===== Provided information

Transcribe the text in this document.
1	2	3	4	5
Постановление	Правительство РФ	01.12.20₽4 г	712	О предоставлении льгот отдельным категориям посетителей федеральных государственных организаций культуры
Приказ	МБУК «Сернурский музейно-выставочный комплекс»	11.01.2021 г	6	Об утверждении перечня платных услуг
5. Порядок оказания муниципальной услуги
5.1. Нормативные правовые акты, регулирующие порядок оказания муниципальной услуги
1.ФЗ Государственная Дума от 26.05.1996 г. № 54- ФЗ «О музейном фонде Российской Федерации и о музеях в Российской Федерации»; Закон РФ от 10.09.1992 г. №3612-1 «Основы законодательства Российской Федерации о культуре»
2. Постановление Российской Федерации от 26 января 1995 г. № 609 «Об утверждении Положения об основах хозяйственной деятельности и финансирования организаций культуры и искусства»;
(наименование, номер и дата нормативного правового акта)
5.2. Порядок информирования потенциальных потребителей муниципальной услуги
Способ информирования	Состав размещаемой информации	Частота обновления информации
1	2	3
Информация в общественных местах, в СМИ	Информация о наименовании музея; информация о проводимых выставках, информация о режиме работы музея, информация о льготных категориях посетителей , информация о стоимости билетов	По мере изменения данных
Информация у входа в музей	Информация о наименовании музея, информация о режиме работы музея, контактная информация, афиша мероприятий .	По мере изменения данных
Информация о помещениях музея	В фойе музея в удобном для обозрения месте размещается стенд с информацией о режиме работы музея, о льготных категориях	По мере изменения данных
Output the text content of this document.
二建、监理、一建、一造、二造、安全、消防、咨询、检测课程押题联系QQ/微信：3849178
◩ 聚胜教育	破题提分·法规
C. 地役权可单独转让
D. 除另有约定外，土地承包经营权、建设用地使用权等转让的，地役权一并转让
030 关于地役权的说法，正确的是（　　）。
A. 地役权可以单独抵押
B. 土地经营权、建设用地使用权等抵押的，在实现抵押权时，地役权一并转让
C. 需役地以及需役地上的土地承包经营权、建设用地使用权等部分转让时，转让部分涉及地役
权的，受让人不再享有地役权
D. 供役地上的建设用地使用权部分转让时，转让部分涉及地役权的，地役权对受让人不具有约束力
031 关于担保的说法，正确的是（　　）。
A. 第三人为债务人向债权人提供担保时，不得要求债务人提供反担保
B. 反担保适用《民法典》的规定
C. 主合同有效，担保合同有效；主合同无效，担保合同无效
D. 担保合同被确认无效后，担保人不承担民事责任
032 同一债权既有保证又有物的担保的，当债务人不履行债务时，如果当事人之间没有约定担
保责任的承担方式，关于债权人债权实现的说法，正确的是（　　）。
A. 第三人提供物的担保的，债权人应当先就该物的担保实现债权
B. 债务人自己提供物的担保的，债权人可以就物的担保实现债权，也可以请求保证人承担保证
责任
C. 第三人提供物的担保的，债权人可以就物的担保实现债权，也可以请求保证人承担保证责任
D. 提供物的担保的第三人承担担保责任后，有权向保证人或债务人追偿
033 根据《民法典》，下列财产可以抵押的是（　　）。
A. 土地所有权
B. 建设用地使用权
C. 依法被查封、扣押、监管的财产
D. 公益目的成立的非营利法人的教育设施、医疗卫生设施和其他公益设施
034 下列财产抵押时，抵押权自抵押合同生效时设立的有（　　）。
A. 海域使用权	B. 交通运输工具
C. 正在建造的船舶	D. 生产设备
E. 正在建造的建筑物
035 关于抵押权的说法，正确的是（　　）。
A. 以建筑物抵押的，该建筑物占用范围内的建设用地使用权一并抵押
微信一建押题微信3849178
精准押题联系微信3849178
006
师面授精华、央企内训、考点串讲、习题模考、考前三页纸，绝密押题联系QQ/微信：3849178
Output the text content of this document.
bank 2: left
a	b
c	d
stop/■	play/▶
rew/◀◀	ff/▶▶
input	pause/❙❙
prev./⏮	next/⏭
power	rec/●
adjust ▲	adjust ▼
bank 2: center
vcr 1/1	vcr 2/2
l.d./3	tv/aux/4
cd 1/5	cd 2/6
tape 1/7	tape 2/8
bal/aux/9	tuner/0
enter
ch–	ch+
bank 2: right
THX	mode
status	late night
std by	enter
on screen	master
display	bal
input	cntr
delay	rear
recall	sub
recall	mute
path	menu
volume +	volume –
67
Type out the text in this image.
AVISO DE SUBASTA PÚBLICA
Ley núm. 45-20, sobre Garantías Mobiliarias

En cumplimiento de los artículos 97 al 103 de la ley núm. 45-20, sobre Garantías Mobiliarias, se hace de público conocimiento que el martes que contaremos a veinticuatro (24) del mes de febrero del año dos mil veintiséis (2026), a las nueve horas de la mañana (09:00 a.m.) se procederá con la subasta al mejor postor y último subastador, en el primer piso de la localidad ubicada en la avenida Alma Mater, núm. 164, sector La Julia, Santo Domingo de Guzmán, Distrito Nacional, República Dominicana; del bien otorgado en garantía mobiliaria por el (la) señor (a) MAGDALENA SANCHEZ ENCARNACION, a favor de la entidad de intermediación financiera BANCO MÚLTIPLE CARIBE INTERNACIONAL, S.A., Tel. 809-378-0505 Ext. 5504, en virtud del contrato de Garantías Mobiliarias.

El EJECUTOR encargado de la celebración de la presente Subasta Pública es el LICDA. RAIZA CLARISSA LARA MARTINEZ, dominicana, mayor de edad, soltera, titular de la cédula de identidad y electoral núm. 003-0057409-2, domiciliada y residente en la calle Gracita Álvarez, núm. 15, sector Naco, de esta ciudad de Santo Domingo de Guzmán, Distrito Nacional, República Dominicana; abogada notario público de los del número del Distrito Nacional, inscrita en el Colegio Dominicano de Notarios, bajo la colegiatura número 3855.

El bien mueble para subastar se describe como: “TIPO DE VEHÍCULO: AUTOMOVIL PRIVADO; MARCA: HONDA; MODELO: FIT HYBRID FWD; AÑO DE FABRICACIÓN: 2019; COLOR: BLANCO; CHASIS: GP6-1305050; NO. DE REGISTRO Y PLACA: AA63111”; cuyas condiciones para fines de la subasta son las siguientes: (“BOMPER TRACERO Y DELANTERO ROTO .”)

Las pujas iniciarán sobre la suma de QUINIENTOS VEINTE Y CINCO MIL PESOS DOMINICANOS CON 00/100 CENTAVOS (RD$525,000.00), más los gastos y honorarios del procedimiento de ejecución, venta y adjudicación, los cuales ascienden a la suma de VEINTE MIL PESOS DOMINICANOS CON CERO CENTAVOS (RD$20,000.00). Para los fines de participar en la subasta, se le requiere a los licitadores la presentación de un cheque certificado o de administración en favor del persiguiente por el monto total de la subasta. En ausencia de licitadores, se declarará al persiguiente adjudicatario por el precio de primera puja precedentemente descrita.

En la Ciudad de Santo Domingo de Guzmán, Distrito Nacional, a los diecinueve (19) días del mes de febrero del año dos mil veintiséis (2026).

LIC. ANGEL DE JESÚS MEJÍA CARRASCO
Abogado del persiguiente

==========

• Task to carry out
Collect each line containing the string "Постановление".

• Complete answer
Постановление	Правительство РФ	01.12.20₽4 г	712	О предоставлении льгот отдельным категориям посетителей федеральных государственных организаций культуры
2. Постановление Российской Федерации от 26 января 1995 г. № 609 «Об утверждении Положения об основах хозяйственной деятельности и финансирования организаций культуры и искусства»;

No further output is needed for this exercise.